Records provided
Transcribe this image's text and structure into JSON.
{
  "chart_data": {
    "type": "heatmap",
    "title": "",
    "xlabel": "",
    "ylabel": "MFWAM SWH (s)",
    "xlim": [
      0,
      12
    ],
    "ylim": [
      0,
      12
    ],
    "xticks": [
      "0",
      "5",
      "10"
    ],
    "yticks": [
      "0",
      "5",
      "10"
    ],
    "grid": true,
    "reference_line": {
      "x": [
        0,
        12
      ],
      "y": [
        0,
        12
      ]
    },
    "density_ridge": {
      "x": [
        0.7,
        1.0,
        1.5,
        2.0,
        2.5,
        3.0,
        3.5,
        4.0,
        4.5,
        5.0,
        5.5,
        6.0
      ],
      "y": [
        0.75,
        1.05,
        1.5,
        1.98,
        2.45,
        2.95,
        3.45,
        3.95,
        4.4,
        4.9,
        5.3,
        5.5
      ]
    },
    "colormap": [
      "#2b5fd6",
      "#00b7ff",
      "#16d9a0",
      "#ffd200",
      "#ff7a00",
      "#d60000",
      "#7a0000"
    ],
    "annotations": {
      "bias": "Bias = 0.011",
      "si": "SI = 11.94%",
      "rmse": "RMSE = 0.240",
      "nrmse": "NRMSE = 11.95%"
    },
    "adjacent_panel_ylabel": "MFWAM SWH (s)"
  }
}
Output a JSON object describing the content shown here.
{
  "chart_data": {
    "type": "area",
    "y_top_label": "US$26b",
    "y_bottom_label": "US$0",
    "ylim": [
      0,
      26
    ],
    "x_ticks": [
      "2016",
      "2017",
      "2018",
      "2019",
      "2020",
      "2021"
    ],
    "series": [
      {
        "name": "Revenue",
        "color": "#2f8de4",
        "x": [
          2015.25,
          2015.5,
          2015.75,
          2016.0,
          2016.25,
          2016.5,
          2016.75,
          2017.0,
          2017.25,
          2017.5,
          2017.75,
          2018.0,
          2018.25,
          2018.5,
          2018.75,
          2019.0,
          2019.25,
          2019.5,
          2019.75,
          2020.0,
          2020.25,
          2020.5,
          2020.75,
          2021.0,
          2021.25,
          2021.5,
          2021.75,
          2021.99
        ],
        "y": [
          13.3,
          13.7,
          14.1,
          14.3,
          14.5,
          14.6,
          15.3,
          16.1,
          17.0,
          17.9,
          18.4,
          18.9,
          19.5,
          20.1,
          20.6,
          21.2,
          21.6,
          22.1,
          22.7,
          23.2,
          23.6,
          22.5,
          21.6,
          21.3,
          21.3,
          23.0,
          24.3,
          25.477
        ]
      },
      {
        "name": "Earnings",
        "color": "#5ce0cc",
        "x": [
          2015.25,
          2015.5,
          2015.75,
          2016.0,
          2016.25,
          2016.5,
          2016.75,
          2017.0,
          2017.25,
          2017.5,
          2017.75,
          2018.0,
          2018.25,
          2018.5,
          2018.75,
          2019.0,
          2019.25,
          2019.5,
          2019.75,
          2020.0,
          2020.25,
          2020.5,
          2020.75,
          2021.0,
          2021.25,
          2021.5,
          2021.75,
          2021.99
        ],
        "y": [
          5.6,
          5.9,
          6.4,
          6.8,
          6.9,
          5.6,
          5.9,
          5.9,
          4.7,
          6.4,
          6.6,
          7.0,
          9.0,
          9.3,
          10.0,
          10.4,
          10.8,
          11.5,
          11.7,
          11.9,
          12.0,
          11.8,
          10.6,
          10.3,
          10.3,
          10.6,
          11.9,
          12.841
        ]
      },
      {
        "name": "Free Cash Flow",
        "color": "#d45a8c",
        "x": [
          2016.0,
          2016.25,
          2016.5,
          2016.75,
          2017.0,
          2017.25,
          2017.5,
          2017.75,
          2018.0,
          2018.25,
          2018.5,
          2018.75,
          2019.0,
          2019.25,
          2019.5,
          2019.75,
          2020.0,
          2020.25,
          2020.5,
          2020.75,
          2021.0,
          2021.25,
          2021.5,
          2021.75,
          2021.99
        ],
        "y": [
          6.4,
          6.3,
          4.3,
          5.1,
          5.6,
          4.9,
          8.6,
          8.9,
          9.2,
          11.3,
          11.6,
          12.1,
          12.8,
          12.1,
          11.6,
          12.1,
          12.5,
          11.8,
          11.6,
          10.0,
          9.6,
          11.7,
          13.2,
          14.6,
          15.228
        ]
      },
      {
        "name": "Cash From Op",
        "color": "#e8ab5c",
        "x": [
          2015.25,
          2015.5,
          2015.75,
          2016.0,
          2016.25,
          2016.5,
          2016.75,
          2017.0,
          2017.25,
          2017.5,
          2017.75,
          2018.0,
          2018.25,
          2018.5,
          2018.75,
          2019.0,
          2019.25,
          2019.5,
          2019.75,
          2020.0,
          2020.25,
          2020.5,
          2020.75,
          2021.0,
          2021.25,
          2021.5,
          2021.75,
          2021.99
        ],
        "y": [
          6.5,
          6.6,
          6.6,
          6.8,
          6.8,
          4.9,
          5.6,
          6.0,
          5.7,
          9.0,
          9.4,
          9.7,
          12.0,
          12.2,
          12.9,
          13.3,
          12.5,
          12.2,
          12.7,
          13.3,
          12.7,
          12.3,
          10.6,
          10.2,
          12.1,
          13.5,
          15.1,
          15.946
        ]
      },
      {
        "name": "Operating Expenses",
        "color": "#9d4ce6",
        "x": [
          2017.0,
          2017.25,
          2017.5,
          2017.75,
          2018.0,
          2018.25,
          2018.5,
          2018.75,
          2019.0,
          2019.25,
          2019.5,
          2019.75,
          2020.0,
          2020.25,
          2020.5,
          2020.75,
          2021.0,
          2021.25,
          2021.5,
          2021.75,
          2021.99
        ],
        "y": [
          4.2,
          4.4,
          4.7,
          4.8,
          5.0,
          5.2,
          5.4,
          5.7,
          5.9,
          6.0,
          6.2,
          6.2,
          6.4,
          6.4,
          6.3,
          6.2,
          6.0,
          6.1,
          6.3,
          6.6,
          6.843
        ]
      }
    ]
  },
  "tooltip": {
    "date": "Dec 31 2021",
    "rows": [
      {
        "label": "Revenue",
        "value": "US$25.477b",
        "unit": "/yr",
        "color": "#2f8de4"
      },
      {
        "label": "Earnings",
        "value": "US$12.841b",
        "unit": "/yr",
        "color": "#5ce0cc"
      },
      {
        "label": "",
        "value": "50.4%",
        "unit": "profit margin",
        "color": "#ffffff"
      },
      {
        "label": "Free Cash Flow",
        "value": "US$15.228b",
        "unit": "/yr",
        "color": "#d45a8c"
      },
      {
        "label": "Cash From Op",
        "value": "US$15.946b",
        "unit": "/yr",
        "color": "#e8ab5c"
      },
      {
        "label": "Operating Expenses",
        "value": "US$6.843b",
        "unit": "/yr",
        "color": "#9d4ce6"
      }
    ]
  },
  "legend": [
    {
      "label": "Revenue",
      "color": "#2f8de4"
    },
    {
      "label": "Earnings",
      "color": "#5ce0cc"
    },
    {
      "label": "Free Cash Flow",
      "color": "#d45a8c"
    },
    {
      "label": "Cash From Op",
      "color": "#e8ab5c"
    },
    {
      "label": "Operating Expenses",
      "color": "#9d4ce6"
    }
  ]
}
---
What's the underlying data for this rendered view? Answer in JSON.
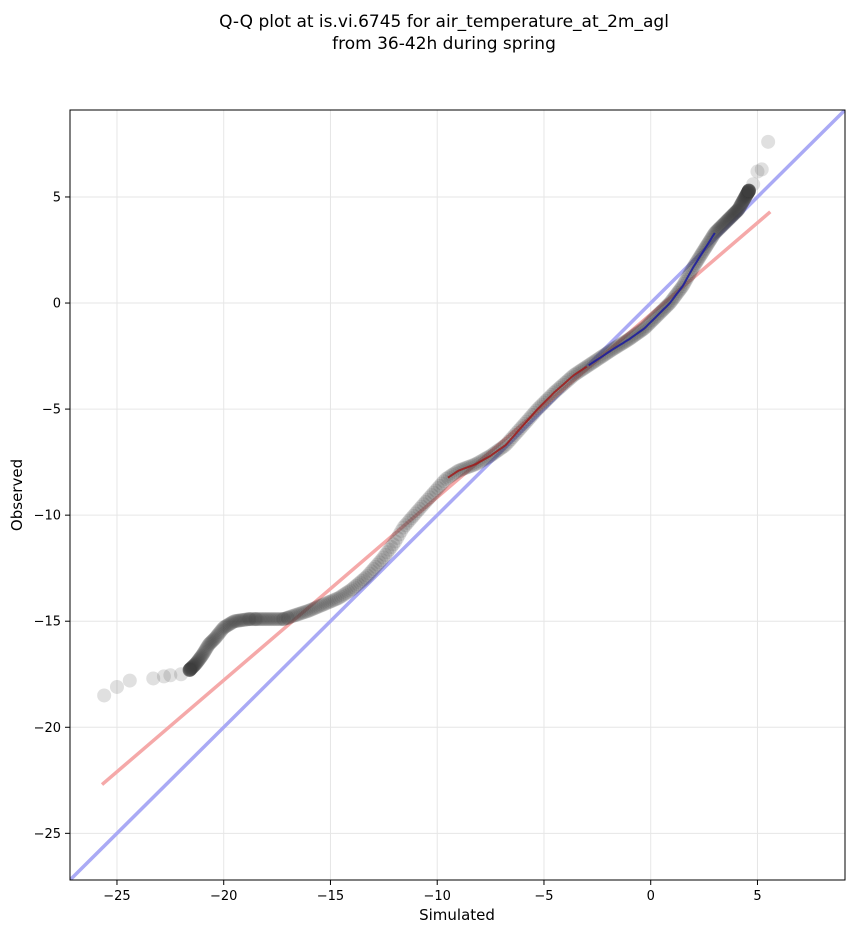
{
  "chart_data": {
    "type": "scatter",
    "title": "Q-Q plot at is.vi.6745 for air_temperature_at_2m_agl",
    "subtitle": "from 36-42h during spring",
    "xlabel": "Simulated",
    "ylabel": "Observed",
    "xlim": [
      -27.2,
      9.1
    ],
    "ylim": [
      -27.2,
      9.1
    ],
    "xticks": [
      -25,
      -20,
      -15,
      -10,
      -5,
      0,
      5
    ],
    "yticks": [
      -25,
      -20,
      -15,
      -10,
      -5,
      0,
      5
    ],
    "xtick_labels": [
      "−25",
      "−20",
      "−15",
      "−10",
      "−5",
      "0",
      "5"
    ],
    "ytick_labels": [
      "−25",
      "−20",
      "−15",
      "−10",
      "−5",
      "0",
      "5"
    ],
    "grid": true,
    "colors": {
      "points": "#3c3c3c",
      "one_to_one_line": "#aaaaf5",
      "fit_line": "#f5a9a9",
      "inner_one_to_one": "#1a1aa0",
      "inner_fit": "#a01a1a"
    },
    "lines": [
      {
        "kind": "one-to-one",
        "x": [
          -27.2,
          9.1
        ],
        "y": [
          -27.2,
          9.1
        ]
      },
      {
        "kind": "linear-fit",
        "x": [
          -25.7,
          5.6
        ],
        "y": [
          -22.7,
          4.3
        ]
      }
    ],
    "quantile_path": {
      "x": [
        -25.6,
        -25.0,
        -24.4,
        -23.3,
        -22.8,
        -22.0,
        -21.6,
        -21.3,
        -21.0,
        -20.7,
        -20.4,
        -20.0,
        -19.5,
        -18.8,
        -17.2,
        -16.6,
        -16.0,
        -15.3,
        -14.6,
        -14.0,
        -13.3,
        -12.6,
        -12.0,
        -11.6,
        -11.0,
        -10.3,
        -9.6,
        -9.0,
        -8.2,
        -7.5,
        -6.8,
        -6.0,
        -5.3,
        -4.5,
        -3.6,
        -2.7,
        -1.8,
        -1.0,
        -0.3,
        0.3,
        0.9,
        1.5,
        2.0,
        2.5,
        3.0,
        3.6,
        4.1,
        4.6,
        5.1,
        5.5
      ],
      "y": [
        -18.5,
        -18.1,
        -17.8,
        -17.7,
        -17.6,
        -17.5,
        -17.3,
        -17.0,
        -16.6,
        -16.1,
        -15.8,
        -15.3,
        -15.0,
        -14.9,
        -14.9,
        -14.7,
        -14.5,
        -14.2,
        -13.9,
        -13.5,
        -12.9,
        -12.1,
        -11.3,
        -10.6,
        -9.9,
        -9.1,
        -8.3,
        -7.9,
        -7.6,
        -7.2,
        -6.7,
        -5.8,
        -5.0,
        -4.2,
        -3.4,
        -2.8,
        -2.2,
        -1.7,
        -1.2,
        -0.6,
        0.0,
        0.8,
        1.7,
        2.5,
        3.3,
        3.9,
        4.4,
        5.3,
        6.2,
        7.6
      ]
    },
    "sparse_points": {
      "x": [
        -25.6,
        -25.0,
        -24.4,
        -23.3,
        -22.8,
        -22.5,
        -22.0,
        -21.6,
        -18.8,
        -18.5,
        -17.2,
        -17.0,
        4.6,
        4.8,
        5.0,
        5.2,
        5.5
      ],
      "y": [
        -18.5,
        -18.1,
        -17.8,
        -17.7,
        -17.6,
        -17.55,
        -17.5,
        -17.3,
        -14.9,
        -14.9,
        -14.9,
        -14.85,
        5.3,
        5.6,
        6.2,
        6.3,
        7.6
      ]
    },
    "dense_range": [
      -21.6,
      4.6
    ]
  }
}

Instructions for the task
Collect from the data above every line that includes "Cash".

Correct response
        "name": "Free Cash Flow",
        "name": "Cash From Op",
        "label": "Free Cash Flow",
        "label": "Cash From Op",
      "label": "Free Cash Flow",
      "label": "Cash From Op",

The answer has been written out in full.